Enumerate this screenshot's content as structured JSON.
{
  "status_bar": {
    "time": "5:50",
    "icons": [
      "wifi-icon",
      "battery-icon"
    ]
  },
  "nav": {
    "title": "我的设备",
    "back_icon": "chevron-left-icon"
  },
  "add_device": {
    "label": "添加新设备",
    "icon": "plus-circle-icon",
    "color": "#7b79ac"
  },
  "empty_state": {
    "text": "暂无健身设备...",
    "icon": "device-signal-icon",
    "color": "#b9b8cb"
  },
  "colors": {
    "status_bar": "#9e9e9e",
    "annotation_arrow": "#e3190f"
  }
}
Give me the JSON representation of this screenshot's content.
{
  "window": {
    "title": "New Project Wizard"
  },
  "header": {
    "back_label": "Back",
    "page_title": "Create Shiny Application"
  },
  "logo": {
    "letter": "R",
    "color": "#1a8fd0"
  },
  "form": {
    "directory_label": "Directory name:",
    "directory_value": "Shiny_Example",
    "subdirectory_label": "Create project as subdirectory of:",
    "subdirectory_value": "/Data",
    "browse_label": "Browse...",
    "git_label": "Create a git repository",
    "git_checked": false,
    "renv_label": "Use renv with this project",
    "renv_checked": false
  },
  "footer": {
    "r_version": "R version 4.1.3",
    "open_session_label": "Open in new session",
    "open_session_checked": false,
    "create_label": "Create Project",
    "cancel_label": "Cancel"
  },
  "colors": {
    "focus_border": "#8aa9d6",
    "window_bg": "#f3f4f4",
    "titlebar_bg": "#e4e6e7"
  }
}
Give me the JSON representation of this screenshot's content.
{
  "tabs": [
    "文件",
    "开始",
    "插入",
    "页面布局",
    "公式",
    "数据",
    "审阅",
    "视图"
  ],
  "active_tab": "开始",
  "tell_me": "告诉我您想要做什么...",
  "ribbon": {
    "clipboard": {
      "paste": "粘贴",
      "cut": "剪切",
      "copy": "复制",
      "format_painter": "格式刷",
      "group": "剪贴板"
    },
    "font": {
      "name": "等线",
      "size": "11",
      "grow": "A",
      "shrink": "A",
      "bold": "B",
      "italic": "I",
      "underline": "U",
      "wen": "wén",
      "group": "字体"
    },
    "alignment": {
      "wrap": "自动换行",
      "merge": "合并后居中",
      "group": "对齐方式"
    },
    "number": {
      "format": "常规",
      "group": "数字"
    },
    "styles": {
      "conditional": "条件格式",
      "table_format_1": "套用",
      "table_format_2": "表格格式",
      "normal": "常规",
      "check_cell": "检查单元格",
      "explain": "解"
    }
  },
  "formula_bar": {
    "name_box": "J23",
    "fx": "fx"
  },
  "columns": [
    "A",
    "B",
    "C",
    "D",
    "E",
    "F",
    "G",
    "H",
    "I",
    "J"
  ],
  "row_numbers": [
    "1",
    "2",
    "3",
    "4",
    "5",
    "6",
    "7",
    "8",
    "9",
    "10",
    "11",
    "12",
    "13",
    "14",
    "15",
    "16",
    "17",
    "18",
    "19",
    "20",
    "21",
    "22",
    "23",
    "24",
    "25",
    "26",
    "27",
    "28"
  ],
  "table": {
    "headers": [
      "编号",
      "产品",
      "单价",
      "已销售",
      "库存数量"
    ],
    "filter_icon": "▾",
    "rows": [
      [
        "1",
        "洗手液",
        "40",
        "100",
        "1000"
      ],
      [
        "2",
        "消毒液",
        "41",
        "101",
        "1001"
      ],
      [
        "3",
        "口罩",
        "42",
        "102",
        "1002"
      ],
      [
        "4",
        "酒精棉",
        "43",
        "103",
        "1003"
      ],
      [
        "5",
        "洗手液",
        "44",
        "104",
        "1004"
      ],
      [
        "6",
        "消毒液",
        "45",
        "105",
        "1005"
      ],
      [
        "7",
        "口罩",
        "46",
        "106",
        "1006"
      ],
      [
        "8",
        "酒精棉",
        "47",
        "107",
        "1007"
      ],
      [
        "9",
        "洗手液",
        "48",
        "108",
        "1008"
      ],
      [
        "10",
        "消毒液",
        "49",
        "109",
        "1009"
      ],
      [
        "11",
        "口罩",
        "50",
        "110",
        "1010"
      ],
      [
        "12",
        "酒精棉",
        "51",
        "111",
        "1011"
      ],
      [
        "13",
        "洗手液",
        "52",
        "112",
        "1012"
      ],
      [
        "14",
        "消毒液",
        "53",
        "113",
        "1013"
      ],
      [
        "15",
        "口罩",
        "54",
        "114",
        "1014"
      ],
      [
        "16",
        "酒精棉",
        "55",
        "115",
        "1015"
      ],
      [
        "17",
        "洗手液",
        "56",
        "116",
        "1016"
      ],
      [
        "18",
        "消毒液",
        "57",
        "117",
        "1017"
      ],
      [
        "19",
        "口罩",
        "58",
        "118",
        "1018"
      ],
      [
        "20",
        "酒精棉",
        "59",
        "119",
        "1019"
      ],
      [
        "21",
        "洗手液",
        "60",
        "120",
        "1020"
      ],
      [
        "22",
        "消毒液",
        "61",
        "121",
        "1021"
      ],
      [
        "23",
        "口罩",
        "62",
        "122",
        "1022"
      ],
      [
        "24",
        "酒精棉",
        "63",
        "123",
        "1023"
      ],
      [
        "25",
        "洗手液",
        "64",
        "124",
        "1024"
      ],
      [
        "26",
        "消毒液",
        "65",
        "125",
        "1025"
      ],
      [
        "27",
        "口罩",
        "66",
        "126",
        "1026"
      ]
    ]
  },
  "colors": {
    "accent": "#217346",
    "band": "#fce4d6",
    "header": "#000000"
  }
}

*-*-*

▸ SHORT EXERCISE:
Retype the whole listing, matching it exactly.

▸ EXPECTED ANSWER:
Enumerate this screenshot's content as structured JSON.
{
  "status_bar": {
    "time": "5:50",
    "icons": [
      "wifi-icon",
      "battery-icon"
    ]
  },
  "nav": {
    "title": "我的设备",
    "back_icon": "chevron-left-icon"
  },
  "add_device": {
    "label": "添加新设备",
    "icon": "plus-circle-icon",
    "color": "#7b79ac"
  },
  "empty_state": {
    "text": "暂无健身设备...",
    "icon": "device-signal-icon",
    "color": "#b9b8cb"
  },
  "colors": {
    "status_bar": "#9e9e9e",
    "annotation_arrow": "#e3190f"
  }
}
Give me the JSON representation of this screenshot's content.
{
  "window": {
    "title": "New Project Wizard"
  },
  "header": {
    "back_label": "Back",
    "page_title": "Create Shiny Application"
  },
  "logo": {
    "letter": "R",
    "color": "#1a8fd0"
  },
  "form": {
    "directory_label": "Directory name:",
    "directory_value": "Shiny_Example",
    "subdirectory_label": "Create project as subdirectory of:",
    "subdirectory_value": "/Data",
    "browse_label": "Browse...",
    "git_label": "Create a git repository",
    "git_checked": false,
    "renv_label": "Use renv with this project",
    "renv_checked": false
  },
  "footer": {
    "r_version": "R version 4.1.3",
    "open_session_label": "Open in new session",
    "open_session_checked": false,
    "create_label": "Create Project",
    "cancel_label": "Cancel"
  },
  "colors": {
    "focus_border": "#8aa9d6",
    "window_bg": "#f3f4f4",
    "titlebar_bg": "#e4e6e7"
  }
}
Give me the JSON representation of this screenshot's content.
{
  "tabs": [
    "文件",
    "开始",
    "插入",
    "页面布局",
    "公式",
    "数据",
    "审阅",
    "视图"
  ],
  "active_tab": "开始",
  "tell_me": "告诉我您想要做什么...",
  "ribbon": {
    "clipboard": {
      "paste": "粘贴",
      "cut": "剪切",
      "copy": "复制",
      "format_painter": "格式刷",
      "group": "剪贴板"
    },
    "font": {
      "name": "等线",
      "size": "11",
      "grow": "A",
      "shrink": "A",
      "bold": "B",
      "italic": "I",
      "underline": "U",
      "wen": "wén",
      "group": "字体"
    },
    "alignment": {
      "wrap": "自动换行",
      "merge": "合并后居中",
      "group": "对齐方式"
    },
    "number": {
      "format": "常规",
      "group": "数字"
    },
    "styles": {
      "conditional": "条件格式",
      "table_format_1": "套用",
      "table_format_2": "表格格式",
      "normal": "常规",
      "check_cell": "检查单元格",
      "explain": "解"
    }
  },
  "formula_bar": {
    "name_box": "J23",
    "fx": "fx"
  },
  "columns": [
    "A",
    "B",
    "C",
    "D",
    "E",
    "F",
    "G",
    "H",
    "I",
    "J"
  ],
  "row_numbers": [
    "1",
    "2",
    "3",
    "4",
    "5",
    "6",
    "7",
    "8",
    "9",
    "10",
    "11",
    "12",
    "13",
    "14",
    "15",
    "16",
    "17",
    "18",
    "19",
    "20",
    "21",
    "22",
    "23",
    "24",
    "25",
    "26",
    "27",
    "28"
  ],
  "table": {
    "headers": [
      "编号",
      "产品",
      "单价",
      "已销售",
      "库存数量"
    ],
    "filter_icon": "▾",
    "rows": [
      [
        "1",
        "洗手液",
        "40",
        "100",
        "1000"
      ],
      [
        "2",
        "消毒液",
        "41",
        "101",
        "1001"
      ],
      [
        "3",
        "口罩",
        "42",
        "102",
        "1002"
      ],
      [
        "4",
        "酒精棉",
        "43",
        "103",
        "1003"
      ],
      [
        "5",
        "洗手液",
        "44",
        "104",
        "1004"
      ],
      [
        "6",
        "消毒液",
        "45",
        "105",
        "1005"
      ],
      [
        "7",
        "口罩",
        "46",
        "106",
        "1006"
      ],
      [
        "8",
        "酒精棉",
        "47",
        "107",
        "1007"
      ],
      [
        "9",
        "洗手液",
        "48",
        "108",
        "1008"
      ],
      [
        "10",
        "消毒液",
        "49",
        "109",
        "1009"
      ],
      [
        "11",
        "口罩",
        "50",
        "110",
        "1010"
      ],
      [
        "12",
        "酒精棉",
        "51",
        "111",
        "1011"
      ],
      [
        "13",
        "洗手液",
        "52",
        "112",
        "1012"
      ],
      [
        "14",
        "消毒液",
        "53",
        "113",
        "1013"
      ],
      [
        "15",
        "口罩",
        "54",
        "114",
        "1014"
      ],
      [
        "16",
        "酒精棉",
        "55",
        "115",
        "1015"
      ],
      [
        "17",
        "洗手液",
        "56",
        "116",
        "1016"
      ],
      [
        "18",
        "消毒液",
        "57",
        "117",
        "1017"
      ],
      [
        "19",
        "口罩",
        "58",
        "118",
        "1018"
      ],
      [
        "20",
        "酒精棉",
        "59",
        "119",
        "1019"
      ],
      [
        "21",
        "洗手液",
        "60",
        "120",
        "1020"
      ],
      [
        "22",
        "消毒液",
        "61",
        "121",
        "1021"
      ],
      [
        "23",
        "口罩",
        "62",
        "122",
        "1022"
      ],
      [
        "24",
        "酒精棉",
        "63",
        "123",
        "1023"
      ],
      [
        "25",
        "洗手液",
        "64",
        "124",
        "1024"
      ],
      [
        "26",
        "消毒液",
        "65",
        "125",
        "1025"
      ],
      [
        "27",
        "口罩",
        "66",
        "126",
        "1026"
      ]
    ]
  },
  "colors": {
    "accent": "#217346",
    "band": "#fce4d6",
    "header": "#000000"
  }
}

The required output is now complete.